● EXERCISE INPUT
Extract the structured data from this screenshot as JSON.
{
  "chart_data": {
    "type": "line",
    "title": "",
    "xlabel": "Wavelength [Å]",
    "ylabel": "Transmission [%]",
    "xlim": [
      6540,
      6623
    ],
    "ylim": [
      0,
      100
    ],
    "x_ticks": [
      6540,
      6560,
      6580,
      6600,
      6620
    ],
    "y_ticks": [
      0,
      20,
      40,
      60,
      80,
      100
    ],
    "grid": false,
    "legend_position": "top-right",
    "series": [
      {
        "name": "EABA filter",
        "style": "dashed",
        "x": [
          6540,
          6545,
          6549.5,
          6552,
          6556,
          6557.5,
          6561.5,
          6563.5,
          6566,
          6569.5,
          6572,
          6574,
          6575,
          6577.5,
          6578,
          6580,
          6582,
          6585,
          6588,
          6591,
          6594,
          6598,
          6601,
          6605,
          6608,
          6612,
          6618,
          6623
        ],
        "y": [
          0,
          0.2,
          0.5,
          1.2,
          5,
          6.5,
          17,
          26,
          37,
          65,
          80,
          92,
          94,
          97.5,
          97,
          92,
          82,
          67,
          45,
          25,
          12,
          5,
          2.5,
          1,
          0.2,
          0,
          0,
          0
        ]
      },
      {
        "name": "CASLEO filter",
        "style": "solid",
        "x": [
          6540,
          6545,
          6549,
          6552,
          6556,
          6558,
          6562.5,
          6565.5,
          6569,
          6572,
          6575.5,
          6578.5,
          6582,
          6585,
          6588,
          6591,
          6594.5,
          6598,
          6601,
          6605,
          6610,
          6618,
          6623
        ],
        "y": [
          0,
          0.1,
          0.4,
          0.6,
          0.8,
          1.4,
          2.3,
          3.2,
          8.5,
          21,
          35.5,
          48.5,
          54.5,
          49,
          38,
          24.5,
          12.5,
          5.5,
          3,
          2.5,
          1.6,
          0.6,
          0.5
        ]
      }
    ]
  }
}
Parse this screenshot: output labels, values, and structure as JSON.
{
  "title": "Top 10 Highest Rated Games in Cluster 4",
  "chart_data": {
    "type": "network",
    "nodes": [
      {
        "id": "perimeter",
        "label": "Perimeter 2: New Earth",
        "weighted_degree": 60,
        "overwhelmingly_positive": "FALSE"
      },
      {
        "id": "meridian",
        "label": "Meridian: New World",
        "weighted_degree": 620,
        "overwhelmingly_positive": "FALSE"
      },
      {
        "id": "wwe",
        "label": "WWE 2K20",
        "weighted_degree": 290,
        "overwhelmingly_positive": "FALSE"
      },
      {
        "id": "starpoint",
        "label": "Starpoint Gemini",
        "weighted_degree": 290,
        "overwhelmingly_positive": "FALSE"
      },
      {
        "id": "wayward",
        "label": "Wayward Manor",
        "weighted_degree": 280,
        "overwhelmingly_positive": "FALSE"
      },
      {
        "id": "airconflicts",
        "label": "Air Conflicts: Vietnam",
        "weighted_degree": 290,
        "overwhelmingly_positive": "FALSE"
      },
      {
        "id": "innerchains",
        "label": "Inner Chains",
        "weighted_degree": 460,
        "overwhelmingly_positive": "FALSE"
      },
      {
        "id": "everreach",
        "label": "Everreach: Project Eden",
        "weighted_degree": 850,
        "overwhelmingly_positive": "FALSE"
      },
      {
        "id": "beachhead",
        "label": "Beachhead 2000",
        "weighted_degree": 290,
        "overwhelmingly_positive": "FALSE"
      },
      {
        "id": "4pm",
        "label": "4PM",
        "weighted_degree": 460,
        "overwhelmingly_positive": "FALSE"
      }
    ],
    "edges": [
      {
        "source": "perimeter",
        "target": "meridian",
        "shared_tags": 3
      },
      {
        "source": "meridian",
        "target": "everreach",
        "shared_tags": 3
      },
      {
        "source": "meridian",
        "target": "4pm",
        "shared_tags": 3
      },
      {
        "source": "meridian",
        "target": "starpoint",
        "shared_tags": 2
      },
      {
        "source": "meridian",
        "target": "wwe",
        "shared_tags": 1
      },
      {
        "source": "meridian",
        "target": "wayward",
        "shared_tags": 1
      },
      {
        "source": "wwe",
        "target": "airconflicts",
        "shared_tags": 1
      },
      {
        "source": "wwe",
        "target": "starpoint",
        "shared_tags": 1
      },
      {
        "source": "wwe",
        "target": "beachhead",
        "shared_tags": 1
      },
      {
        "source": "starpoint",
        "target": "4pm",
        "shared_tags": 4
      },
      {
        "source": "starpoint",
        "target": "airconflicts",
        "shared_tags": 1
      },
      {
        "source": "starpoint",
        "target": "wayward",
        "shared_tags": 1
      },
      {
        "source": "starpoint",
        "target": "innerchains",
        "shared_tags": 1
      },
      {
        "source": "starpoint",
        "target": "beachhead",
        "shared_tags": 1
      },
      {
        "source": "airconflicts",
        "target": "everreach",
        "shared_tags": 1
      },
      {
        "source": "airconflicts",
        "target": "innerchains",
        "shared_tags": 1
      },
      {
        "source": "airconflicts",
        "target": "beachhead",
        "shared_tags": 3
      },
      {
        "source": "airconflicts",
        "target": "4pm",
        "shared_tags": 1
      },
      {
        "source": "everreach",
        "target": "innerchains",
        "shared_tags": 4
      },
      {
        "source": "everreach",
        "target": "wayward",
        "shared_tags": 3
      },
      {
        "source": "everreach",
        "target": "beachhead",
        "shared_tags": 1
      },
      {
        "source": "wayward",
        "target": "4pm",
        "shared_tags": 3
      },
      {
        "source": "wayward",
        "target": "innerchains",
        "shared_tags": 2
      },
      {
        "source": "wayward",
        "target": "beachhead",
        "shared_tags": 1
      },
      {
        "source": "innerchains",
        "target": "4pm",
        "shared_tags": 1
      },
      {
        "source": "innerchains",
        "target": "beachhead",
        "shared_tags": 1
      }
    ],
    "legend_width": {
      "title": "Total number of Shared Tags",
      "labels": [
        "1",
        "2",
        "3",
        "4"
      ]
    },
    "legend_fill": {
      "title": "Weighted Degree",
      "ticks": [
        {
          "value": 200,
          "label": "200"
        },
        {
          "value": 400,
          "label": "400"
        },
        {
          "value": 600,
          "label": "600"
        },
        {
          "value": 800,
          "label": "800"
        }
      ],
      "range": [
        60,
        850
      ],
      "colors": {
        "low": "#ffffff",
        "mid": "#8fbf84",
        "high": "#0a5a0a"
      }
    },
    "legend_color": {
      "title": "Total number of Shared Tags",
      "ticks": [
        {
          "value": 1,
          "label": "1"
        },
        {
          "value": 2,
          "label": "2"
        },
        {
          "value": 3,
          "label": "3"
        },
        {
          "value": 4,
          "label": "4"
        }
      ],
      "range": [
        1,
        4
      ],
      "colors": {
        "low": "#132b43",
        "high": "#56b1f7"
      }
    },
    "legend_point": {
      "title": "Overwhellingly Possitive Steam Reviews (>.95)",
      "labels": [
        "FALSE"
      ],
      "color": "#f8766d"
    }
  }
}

● THE TASK
Output the records above in their entirety, exactly.

● SOLVED EXERCISE
Extract the structured data from this screenshot as JSON.
{
  "chart_data": {
    "type": "line",
    "title": "",
    "xlabel": "Wavelength [Å]",
    "ylabel": "Transmission [%]",
    "xlim": [
      6540,
      6623
    ],
    "ylim": [
      0,
      100
    ],
    "x_ticks": [
      6540,
      6560,
      6580,
      6600,
      6620
    ],
    "y_ticks": [
      0,
      20,
      40,
      60,
      80,
      100
    ],
    "grid": false,
    "legend_position": "top-right",
    "series": [
      {
        "name": "EABA filter",
        "style": "dashed",
        "x": [
          6540,
          6545,
          6549.5,
          6552,
          6556,
          6557.5,
          6561.5,
          6563.5,
          6566,
          6569.5,
          6572,
          6574,
          6575,
          6577.5,
          6578,
          6580,
          6582,
          6585,
          6588,
          6591,
          6594,
          6598,
          6601,
          6605,
          6608,
          6612,
          6618,
          6623
        ],
        "y": [
          0,
          0.2,
          0.5,
          1.2,
          5,
          6.5,
          17,
          26,
          37,
          65,
          80,
          92,
          94,
          97.5,
          97,
          92,
          82,
          67,
          45,
          25,
          12,
          5,
          2.5,
          1,
          0.2,
          0,
          0,
          0
        ]
      },
      {
        "name": "CASLEO filter",
        "style": "solid",
        "x": [
          6540,
          6545,
          6549,
          6552,
          6556,
          6558,
          6562.5,
          6565.5,
          6569,
          6572,
          6575.5,
          6578.5,
          6582,
          6585,
          6588,
          6591,
          6594.5,
          6598,
          6601,
          6605,
          6610,
          6618,
          6623
        ],
        "y": [
          0,
          0.1,
          0.4,
          0.6,
          0.8,
          1.4,
          2.3,
          3.2,
          8.5,
          21,
          35.5,
          48.5,
          54.5,
          49,
          38,
          24.5,
          12.5,
          5.5,
          3,
          2.5,
          1.6,
          0.6,
          0.5
        ]
      }
    ]
  }
}
Parse this screenshot: output labels, values, and structure as JSON.
{
  "title": "Top 10 Highest Rated Games in Cluster 4",
  "chart_data": {
    "type": "network",
    "nodes": [
      {
        "id": "perimeter",
        "label": "Perimeter 2: New Earth",
        "weighted_degree": 60,
        "overwhelmingly_positive": "FALSE"
      },
      {
        "id": "meridian",
        "label": "Meridian: New World",
        "weighted_degree": 620,
        "overwhelmingly_positive": "FALSE"
      },
      {
        "id": "wwe",
        "label": "WWE 2K20",
        "weighted_degree": 290,
        "overwhelmingly_positive": "FALSE"
      },
      {
        "id": "starpoint",
        "label": "Starpoint Gemini",
        "weighted_degree": 290,
        "overwhelmingly_positive": "FALSE"
      },
      {
        "id": "wayward",
        "label": "Wayward Manor",
        "weighted_degree": 280,
        "overwhelmingly_positive": "FALSE"
      },
      {
        "id": "airconflicts",
        "label": "Air Conflicts: Vietnam",
        "weighted_degree": 290,
        "overwhelmingly_positive": "FALSE"
      },
      {
        "id": "innerchains",
        "label": "Inner Chains",
        "weighted_degree": 460,
        "overwhelmingly_positive": "FALSE"
      },
      {
        "id": "everreach",
        "label": "Everreach: Project Eden",
        "weighted_degree": 850,
        "overwhelmingly_positive": "FALSE"
      },
      {
        "id": "beachhead",
        "label": "Beachhead 2000",
        "weighted_degree": 290,
        "overwhelmingly_positive": "FALSE"
      },
      {
        "id": "4pm",
        "label": "4PM",
        "weighted_degree": 460,
        "overwhelmingly_positive": "FALSE"
      }
    ],
    "edges": [
      {
        "source": "perimeter",
        "target": "meridian",
        "shared_tags": 3
      },
      {
        "source": "meridian",
        "target": "everreach",
        "shared_tags": 3
      },
      {
        "source": "meridian",
        "target": "4pm",
        "shared_tags": 3
      },
      {
        "source": "meridian",
        "target": "starpoint",
        "shared_tags": 2
      },
      {
        "source": "meridian",
        "target": "wwe",
        "shared_tags": 1
      },
      {
        "source": "meridian",
        "target": "wayward",
        "shared_tags": 1
      },
      {
        "source": "wwe",
        "target": "airconflicts",
        "shared_tags": 1
      },
      {
        "source": "wwe",
        "target": "starpoint",
        "shared_tags": 1
      },
      {
        "source": "wwe",
        "target": "beachhead",
        "shared_tags": 1
      },
      {
        "source": "starpoint",
        "target": "4pm",
        "shared_tags": 4
      },
      {
        "source": "starpoint",
        "target": "airconflicts",
        "shared_tags": 1
      },
      {
        "source": "starpoint",
        "target": "wayward",
        "shared_tags": 1
      },
      {
        "source": "starpoint",
        "target": "innerchains",
        "shared_tags": 1
      },
      {
        "source": "starpoint",
        "target": "beachhead",
        "shared_tags": 1
      },
      {
        "source": "airconflicts",
        "target": "everreach",
        "shared_tags": 1
      },
      {
        "source": "airconflicts",
        "target": "innerchains",
        "shared_tags": 1
      },
      {
        "source": "airconflicts",
        "target": "beachhead",
        "shared_tags": 3
      },
      {
        "source": "airconflicts",
        "target": "4pm",
        "shared_tags": 1
      },
      {
        "source": "everreach",
        "target": "innerchains",
        "shared_tags": 4
      },
      {
        "source": "everreach",
        "target": "wayward",
        "shared_tags": 3
      },
      {
        "source": "everreach",
        "target": "beachhead",
        "shared_tags": 1
      },
      {
        "source": "wayward",
        "target": "4pm",
        "shared_tags": 3
      },
      {
        "source": "wayward",
        "target": "innerchains",
        "shared_tags": 2
      },
      {
        "source": "wayward",
        "target": "beachhead",
        "shared_tags": 1
      },
      {
        "source": "innerchains",
        "target": "4pm",
        "shared_tags": 1
      },
      {
        "source": "innerchains",
        "target": "beachhead",
        "shared_tags": 1
      }
    ],
    "legend_width": {
      "title": "Total number of Shared Tags",
      "labels": [
        "1",
        "2",
        "3",
        "4"
      ]
    },
    "legend_fill": {
      "title": "Weighted Degree",
      "ticks": [
        {
          "value": 200,
          "label": "200"
        },
        {
          "value": 400,
          "label": "400"
        },
        {
          "value": 600,
          "label": "600"
        },
        {
          "value": 800,
          "label": "800"
        }
      ],
      "range": [
        60,
        850
      ],
      "colors": {
        "low": "#ffffff",
        "mid": "#8fbf84",
        "high": "#0a5a0a"
      }
    },
    "legend_color": {
      "title": "Total number of Shared Tags",
      "ticks": [
        {
          "value": 1,
          "label": "1"
        },
        {
          "value": 2,
          "label": "2"
        },
        {
          "value": 3,
          "label": "3"
        },
        {
          "value": 4,
          "label": "4"
        }
      ],
      "range": [
        1,
        4
      ],
      "colors": {
        "low": "#132b43",
        "high": "#56b1f7"
      }
    },
    "legend_point": {
      "title": "Overwhellingly Possitive Steam Reviews (>.95)",
      "labels": [
        "FALSE"
      ],
      "color": "#f8766d"
    }
  }
}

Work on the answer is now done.